Figure data in JSON:

-*-

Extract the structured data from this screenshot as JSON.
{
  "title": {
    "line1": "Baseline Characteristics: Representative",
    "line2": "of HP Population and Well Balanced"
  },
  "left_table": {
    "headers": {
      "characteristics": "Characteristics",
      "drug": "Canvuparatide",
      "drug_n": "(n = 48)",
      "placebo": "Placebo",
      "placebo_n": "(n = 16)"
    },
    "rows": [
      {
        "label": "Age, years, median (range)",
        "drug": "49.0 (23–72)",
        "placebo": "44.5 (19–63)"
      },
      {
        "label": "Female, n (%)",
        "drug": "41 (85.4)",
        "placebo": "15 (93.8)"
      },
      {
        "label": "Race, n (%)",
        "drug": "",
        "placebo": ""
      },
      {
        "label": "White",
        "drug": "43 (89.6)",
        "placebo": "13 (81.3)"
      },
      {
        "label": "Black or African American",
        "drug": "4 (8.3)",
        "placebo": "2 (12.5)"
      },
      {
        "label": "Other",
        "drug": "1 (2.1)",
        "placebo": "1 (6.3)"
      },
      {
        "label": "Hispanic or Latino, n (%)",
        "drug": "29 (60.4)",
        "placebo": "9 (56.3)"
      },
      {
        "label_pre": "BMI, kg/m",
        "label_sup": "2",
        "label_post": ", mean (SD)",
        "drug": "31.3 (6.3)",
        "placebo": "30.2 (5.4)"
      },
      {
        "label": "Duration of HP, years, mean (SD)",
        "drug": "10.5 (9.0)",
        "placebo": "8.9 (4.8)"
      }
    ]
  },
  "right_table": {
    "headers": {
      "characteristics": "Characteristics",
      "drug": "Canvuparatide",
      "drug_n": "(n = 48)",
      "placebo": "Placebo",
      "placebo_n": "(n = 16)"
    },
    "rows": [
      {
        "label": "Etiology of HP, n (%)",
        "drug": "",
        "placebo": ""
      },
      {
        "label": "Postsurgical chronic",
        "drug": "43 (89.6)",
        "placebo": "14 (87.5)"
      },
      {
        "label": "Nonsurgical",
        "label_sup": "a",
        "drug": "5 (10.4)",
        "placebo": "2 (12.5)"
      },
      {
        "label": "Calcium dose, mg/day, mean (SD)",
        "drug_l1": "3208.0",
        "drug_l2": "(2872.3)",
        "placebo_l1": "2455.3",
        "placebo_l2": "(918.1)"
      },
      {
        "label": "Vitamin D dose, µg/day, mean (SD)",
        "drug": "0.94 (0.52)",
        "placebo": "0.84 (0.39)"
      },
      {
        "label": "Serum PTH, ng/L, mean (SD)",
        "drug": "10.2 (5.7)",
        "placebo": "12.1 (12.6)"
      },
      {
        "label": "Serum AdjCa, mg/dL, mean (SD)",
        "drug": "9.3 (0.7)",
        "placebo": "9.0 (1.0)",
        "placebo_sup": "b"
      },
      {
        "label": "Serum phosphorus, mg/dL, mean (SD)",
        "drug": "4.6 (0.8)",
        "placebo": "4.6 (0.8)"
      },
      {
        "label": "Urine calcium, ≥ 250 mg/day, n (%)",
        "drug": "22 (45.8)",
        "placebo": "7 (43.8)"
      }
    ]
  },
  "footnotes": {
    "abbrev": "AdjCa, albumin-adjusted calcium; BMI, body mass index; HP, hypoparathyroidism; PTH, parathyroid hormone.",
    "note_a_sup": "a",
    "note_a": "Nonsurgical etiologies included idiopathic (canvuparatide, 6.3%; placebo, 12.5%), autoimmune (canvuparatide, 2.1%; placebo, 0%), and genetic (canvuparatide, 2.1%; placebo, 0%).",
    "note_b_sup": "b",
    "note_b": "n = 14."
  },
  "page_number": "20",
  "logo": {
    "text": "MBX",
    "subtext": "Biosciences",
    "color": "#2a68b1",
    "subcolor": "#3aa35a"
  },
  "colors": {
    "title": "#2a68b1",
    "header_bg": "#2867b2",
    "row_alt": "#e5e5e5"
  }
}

-*-

Gather each line of the listing that holds the string "dose".

        "label": "Calcium dose, mg/day, mean (SD)",
        "label": "Vitamin D dose, µg/day, mean (SD)",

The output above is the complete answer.